WHAT YOU HAVE TO DO:
Write out the data below in full, unchanged, minus the images.

-- start DATA RECORDS --

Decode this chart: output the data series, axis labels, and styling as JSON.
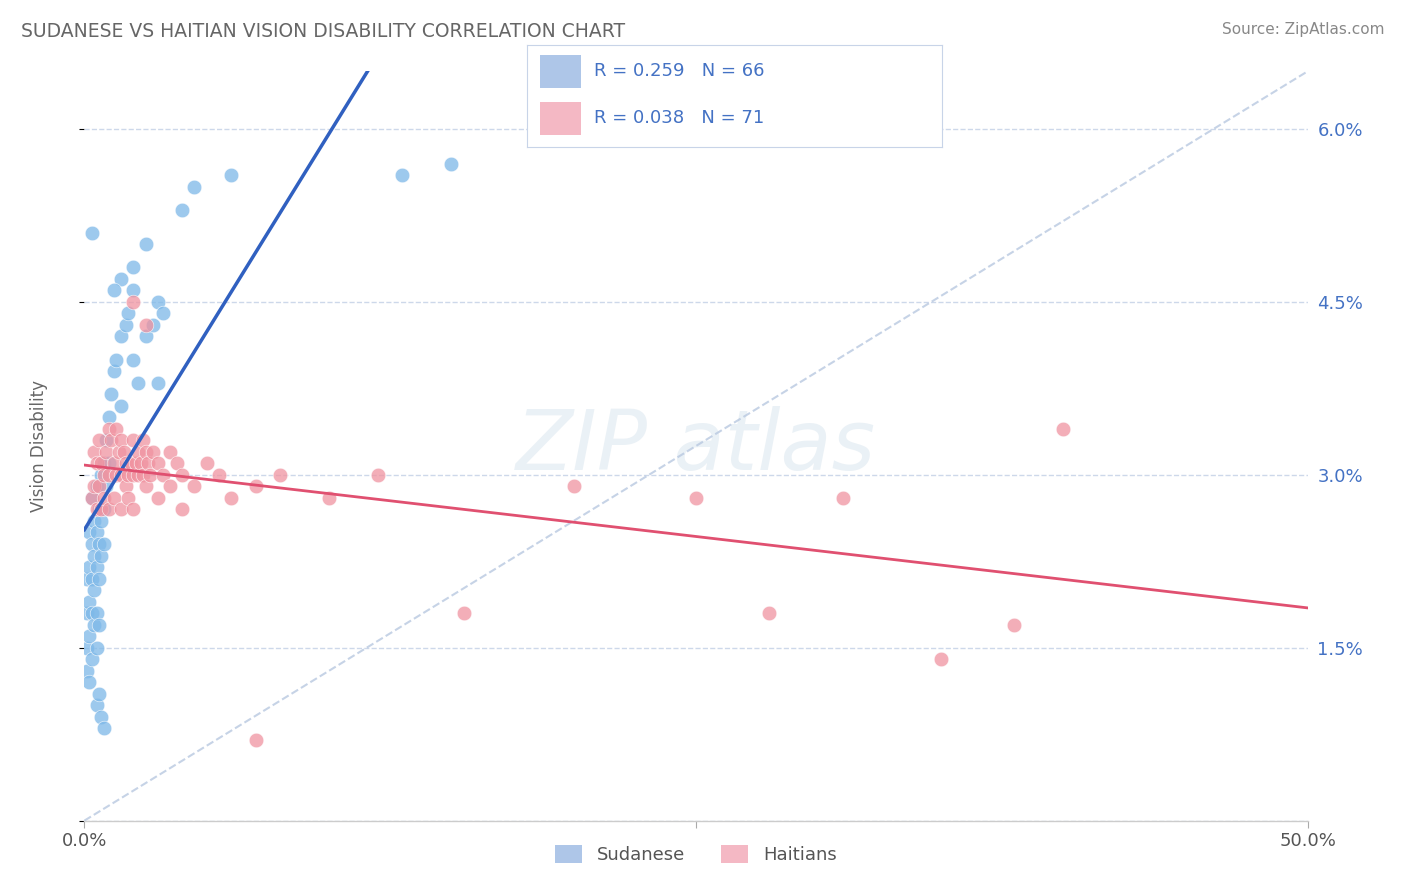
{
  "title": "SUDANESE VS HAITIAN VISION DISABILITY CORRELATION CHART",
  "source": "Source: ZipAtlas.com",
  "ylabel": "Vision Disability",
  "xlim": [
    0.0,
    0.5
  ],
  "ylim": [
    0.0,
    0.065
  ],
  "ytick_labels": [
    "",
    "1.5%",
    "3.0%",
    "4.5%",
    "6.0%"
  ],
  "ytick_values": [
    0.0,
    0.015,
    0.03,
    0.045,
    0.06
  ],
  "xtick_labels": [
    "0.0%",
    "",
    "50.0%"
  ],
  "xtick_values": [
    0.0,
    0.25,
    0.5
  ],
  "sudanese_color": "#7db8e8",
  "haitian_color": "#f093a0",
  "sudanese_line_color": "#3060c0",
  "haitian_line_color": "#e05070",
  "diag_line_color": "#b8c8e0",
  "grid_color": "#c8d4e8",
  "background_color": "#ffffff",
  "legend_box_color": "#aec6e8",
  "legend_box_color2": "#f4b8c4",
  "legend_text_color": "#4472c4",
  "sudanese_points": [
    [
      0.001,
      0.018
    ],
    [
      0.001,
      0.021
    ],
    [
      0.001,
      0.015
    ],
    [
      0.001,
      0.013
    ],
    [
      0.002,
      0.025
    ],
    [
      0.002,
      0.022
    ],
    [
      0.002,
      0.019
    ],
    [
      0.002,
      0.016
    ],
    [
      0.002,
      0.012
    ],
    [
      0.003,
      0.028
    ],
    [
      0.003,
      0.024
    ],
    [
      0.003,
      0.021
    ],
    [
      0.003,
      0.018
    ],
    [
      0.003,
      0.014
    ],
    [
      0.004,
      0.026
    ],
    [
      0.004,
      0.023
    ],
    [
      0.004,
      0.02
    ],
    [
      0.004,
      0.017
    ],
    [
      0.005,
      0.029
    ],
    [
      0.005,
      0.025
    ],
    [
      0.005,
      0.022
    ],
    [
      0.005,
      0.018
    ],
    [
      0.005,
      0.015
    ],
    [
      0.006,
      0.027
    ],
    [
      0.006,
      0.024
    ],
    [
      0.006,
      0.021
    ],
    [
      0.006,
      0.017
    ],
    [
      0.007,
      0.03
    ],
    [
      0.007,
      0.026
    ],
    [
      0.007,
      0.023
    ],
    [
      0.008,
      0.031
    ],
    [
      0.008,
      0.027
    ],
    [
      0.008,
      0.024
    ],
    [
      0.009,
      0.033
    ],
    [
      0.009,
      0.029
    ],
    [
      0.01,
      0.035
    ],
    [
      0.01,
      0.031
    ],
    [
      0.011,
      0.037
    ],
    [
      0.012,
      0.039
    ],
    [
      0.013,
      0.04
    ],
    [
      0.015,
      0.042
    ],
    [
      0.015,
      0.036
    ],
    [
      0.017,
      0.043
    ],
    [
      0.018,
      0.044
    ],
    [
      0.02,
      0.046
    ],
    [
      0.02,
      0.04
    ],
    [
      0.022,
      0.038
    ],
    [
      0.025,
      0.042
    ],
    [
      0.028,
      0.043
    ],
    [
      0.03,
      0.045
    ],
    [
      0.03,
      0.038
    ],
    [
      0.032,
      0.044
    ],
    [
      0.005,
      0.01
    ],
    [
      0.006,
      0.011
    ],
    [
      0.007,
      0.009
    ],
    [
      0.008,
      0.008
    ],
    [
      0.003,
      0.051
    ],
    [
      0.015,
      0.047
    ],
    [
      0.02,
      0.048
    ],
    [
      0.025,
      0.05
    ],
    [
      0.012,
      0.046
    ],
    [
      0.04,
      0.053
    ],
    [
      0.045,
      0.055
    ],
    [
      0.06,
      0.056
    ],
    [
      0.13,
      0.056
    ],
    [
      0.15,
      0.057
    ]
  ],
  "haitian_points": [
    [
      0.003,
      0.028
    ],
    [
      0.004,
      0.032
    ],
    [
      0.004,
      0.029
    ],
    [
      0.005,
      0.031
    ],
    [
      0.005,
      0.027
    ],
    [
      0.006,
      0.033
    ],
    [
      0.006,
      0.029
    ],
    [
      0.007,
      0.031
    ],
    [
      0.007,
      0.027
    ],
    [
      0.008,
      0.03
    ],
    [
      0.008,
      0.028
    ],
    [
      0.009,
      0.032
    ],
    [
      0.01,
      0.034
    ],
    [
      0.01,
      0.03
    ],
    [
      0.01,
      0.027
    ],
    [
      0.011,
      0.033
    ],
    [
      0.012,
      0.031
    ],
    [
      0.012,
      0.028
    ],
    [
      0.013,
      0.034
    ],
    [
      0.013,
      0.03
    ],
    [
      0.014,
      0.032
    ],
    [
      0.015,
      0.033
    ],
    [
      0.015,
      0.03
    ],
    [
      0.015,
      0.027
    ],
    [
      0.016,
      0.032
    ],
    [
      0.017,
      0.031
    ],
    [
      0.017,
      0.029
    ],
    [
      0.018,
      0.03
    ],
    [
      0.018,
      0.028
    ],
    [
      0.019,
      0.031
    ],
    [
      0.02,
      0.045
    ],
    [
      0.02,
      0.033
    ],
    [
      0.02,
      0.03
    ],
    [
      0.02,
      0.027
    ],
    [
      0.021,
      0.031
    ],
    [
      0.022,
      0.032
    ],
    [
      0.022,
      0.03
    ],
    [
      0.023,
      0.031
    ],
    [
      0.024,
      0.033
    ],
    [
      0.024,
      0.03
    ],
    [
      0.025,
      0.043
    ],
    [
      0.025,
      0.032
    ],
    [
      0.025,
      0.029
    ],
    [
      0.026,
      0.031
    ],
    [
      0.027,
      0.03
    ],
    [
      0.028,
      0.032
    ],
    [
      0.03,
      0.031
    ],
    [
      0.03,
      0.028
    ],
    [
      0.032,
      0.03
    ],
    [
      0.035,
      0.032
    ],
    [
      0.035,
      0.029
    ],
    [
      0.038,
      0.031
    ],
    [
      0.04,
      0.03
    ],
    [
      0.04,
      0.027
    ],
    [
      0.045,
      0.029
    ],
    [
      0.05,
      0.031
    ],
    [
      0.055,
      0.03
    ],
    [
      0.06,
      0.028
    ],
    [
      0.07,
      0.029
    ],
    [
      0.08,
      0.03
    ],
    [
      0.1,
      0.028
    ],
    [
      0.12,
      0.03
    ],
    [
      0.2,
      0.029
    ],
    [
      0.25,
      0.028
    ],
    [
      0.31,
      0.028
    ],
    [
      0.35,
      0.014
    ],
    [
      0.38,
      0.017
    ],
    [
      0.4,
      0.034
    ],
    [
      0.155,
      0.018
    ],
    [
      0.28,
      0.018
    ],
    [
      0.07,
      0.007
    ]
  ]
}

-- end DATA RECORDS --

SOLUTION TO THIS PROBLEM:
Decode this chart: output the data series, axis labels, and styling as JSON.
{
  "title": "SUDANESE VS HAITIAN VISION DISABILITY CORRELATION CHART",
  "source": "Source: ZipAtlas.com",
  "ylabel": "Vision Disability",
  "xlim": [
    0.0,
    0.5
  ],
  "ylim": [
    0.0,
    0.065
  ],
  "ytick_labels": [
    "",
    "1.5%",
    "3.0%",
    "4.5%",
    "6.0%"
  ],
  "ytick_values": [
    0.0,
    0.015,
    0.03,
    0.045,
    0.06
  ],
  "xtick_labels": [
    "0.0%",
    "",
    "50.0%"
  ],
  "xtick_values": [
    0.0,
    0.25,
    0.5
  ],
  "sudanese_color": "#7db8e8",
  "haitian_color": "#f093a0",
  "sudanese_line_color": "#3060c0",
  "haitian_line_color": "#e05070",
  "diag_line_color": "#b8c8e0",
  "grid_color": "#c8d4e8",
  "background_color": "#ffffff",
  "legend_box_color": "#aec6e8",
  "legend_box_color2": "#f4b8c4",
  "legend_text_color": "#4472c4",
  "sudanese_points": [
    [
      0.001,
      0.018
    ],
    [
      0.001,
      0.021
    ],
    [
      0.001,
      0.015
    ],
    [
      0.001,
      0.013
    ],
    [
      0.002,
      0.025
    ],
    [
      0.002,
      0.022
    ],
    [
      0.002,
      0.019
    ],
    [
      0.002,
      0.016
    ],
    [
      0.002,
      0.012
    ],
    [
      0.003,
      0.028
    ],
    [
      0.003,
      0.024
    ],
    [
      0.003,
      0.021
    ],
    [
      0.003,
      0.018
    ],
    [
      0.003,
      0.014
    ],
    [
      0.004,
      0.026
    ],
    [
      0.004,
      0.023
    ],
    [
      0.004,
      0.02
    ],
    [
      0.004,
      0.017
    ],
    [
      0.005,
      0.029
    ],
    [
      0.005,
      0.025
    ],
    [
      0.005,
      0.022
    ],
    [
      0.005,
      0.018
    ],
    [
      0.005,
      0.015
    ],
    [
      0.006,
      0.027
    ],
    [
      0.006,
      0.024
    ],
    [
      0.006,
      0.021
    ],
    [
      0.006,
      0.017
    ],
    [
      0.007,
      0.03
    ],
    [
      0.007,
      0.026
    ],
    [
      0.007,
      0.023
    ],
    [
      0.008,
      0.031
    ],
    [
      0.008,
      0.027
    ],
    [
      0.008,
      0.024
    ],
    [
      0.009,
      0.033
    ],
    [
      0.009,
      0.029
    ],
    [
      0.01,
      0.035
    ],
    [
      0.01,
      0.031
    ],
    [
      0.011,
      0.037
    ],
    [
      0.012,
      0.039
    ],
    [
      0.013,
      0.04
    ],
    [
      0.015,
      0.042
    ],
    [
      0.015,
      0.036
    ],
    [
      0.017,
      0.043
    ],
    [
      0.018,
      0.044
    ],
    [
      0.02,
      0.046
    ],
    [
      0.02,
      0.04
    ],
    [
      0.022,
      0.038
    ],
    [
      0.025,
      0.042
    ],
    [
      0.028,
      0.043
    ],
    [
      0.03,
      0.045
    ],
    [
      0.03,
      0.038
    ],
    [
      0.032,
      0.044
    ],
    [
      0.005,
      0.01
    ],
    [
      0.006,
      0.011
    ],
    [
      0.007,
      0.009
    ],
    [
      0.008,
      0.008
    ],
    [
      0.003,
      0.051
    ],
    [
      0.015,
      0.047
    ],
    [
      0.02,
      0.048
    ],
    [
      0.025,
      0.05
    ],
    [
      0.012,
      0.046
    ],
    [
      0.04,
      0.053
    ],
    [
      0.045,
      0.055
    ],
    [
      0.06,
      0.056
    ],
    [
      0.13,
      0.056
    ],
    [
      0.15,
      0.057
    ]
  ],
  "haitian_points": [
    [
      0.003,
      0.028
    ],
    [
      0.004,
      0.032
    ],
    [
      0.004,
      0.029
    ],
    [
      0.005,
      0.031
    ],
    [
      0.005,
      0.027
    ],
    [
      0.006,
      0.033
    ],
    [
      0.006,
      0.029
    ],
    [
      0.007,
      0.031
    ],
    [
      0.007,
      0.027
    ],
    [
      0.008,
      0.03
    ],
    [
      0.008,
      0.028
    ],
    [
      0.009,
      0.032
    ],
    [
      0.01,
      0.034
    ],
    [
      0.01,
      0.03
    ],
    [
      0.01,
      0.027
    ],
    [
      0.011,
      0.033
    ],
    [
      0.012,
      0.031
    ],
    [
      0.012,
      0.028
    ],
    [
      0.013,
      0.034
    ],
    [
      0.013,
      0.03
    ],
    [
      0.014,
      0.032
    ],
    [
      0.015,
      0.033
    ],
    [
      0.015,
      0.03
    ],
    [
      0.015,
      0.027
    ],
    [
      0.016,
      0.032
    ],
    [
      0.017,
      0.031
    ],
    [
      0.017,
      0.029
    ],
    [
      0.018,
      0.03
    ],
    [
      0.018,
      0.028
    ],
    [
      0.019,
      0.031
    ],
    [
      0.02,
      0.045
    ],
    [
      0.02,
      0.033
    ],
    [
      0.02,
      0.03
    ],
    [
      0.02,
      0.027
    ],
    [
      0.021,
      0.031
    ],
    [
      0.022,
      0.032
    ],
    [
      0.022,
      0.03
    ],
    [
      0.023,
      0.031
    ],
    [
      0.024,
      0.033
    ],
    [
      0.024,
      0.03
    ],
    [
      0.025,
      0.043
    ],
    [
      0.025,
      0.032
    ],
    [
      0.025,
      0.029
    ],
    [
      0.026,
      0.031
    ],
    [
      0.027,
      0.03
    ],
    [
      0.028,
      0.032
    ],
    [
      0.03,
      0.031
    ],
    [
      0.03,
      0.028
    ],
    [
      0.032,
      0.03
    ],
    [
      0.035,
      0.032
    ],
    [
      0.035,
      0.029
    ],
    [
      0.038,
      0.031
    ],
    [
      0.04,
      0.03
    ],
    [
      0.04,
      0.027
    ],
    [
      0.045,
      0.029
    ],
    [
      0.05,
      0.031
    ],
    [
      0.055,
      0.03
    ],
    [
      0.06,
      0.028
    ],
    [
      0.07,
      0.029
    ],
    [
      0.08,
      0.03
    ],
    [
      0.1,
      0.028
    ],
    [
      0.12,
      0.03
    ],
    [
      0.2,
      0.029
    ],
    [
      0.25,
      0.028
    ],
    [
      0.31,
      0.028
    ],
    [
      0.35,
      0.014
    ],
    [
      0.38,
      0.017
    ],
    [
      0.4,
      0.034
    ],
    [
      0.155,
      0.018
    ],
    [
      0.28,
      0.018
    ],
    [
      0.07,
      0.007
    ]
  ]
}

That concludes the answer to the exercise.